TASK DETAILS: Copy out every record below, word for word.

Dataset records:
* start *

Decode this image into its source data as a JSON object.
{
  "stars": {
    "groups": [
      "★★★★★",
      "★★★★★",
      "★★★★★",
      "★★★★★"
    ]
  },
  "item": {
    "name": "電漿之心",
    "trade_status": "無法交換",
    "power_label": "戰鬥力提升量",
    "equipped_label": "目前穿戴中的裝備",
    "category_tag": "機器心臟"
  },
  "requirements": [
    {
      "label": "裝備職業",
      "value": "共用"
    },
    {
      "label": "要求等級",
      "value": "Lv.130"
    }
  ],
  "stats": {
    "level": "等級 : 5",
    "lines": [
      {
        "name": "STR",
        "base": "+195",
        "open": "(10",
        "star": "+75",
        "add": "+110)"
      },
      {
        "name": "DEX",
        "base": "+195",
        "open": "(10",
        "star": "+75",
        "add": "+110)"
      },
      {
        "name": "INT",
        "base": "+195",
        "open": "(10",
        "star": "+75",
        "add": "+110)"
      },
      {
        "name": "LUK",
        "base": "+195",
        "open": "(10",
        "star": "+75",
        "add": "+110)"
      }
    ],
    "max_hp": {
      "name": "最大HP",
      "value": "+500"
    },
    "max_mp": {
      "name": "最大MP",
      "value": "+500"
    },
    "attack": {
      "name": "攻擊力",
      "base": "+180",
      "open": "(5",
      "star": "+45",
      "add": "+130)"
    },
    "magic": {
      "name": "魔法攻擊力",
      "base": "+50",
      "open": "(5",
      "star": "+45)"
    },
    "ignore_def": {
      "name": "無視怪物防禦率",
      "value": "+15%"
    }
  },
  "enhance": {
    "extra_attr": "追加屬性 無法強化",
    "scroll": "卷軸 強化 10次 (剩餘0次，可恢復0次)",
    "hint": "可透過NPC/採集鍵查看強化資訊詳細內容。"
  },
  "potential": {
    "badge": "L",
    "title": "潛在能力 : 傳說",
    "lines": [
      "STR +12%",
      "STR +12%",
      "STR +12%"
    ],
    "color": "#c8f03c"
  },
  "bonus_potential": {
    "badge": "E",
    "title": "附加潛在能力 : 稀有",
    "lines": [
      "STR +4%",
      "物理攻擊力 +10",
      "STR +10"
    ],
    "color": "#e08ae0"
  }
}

* end *

EXPECTED OUTPUT:
Decode this image into its source data as a JSON object.
{
  "stars": {
    "groups": [
      "★★★★★",
      "★★★★★",
      "★★★★★",
      "★★★★★"
    ]
  },
  "item": {
    "name": "電漿之心",
    "trade_status": "無法交換",
    "power_label": "戰鬥力提升量",
    "equipped_label": "目前穿戴中的裝備",
    "category_tag": "機器心臟"
  },
  "requirements": [
    {
      "label": "裝備職業",
      "value": "共用"
    },
    {
      "label": "要求等級",
      "value": "Lv.130"
    }
  ],
  "stats": {
    "level": "等級 : 5",
    "lines": [
      {
        "name": "STR",
        "base": "+195",
        "open": "(10",
        "star": "+75",
        "add": "+110)"
      },
      {
        "name": "DEX",
        "base": "+195",
        "open": "(10",
        "star": "+75",
        "add": "+110)"
      },
      {
        "name": "INT",
        "base": "+195",
        "open": "(10",
        "star": "+75",
        "add": "+110)"
      },
      {
        "name": "LUK",
        "base": "+195",
        "open": "(10",
        "star": "+75",
        "add": "+110)"
      }
    ],
    "max_hp": {
      "name": "最大HP",
      "value": "+500"
    },
    "max_mp": {
      "name": "最大MP",
      "value": "+500"
    },
    "attack": {
      "name": "攻擊力",
      "base": "+180",
      "open": "(5",
      "star": "+45",
      "add": "+130)"
    },
    "magic": {
      "name": "魔法攻擊力",
      "base": "+50",
      "open": "(5",
      "star": "+45)"
    },
    "ignore_def": {
      "name": "無視怪物防禦率",
      "value": "+15%"
    }
  },
  "enhance": {
    "extra_attr": "追加屬性 無法強化",
    "scroll": "卷軸 強化 10次 (剩餘0次，可恢復0次)",
    "hint": "可透過NPC/採集鍵查看強化資訊詳細內容。"
  },
  "potential": {
    "badge": "L",
    "title": "潛在能力 : 傳說",
    "lines": [
      "STR +12%",
      "STR +12%",
      "STR +12%"
    ],
    "color": "#c8f03c"
  },
  "bonus_potential": {
    "badge": "E",
    "title": "附加潛在能力 : 稀有",
    "lines": [
      "STR +4%",
      "物理攻擊力 +10",
      "STR +10"
    ],
    "color": "#e08ae0"
  }
}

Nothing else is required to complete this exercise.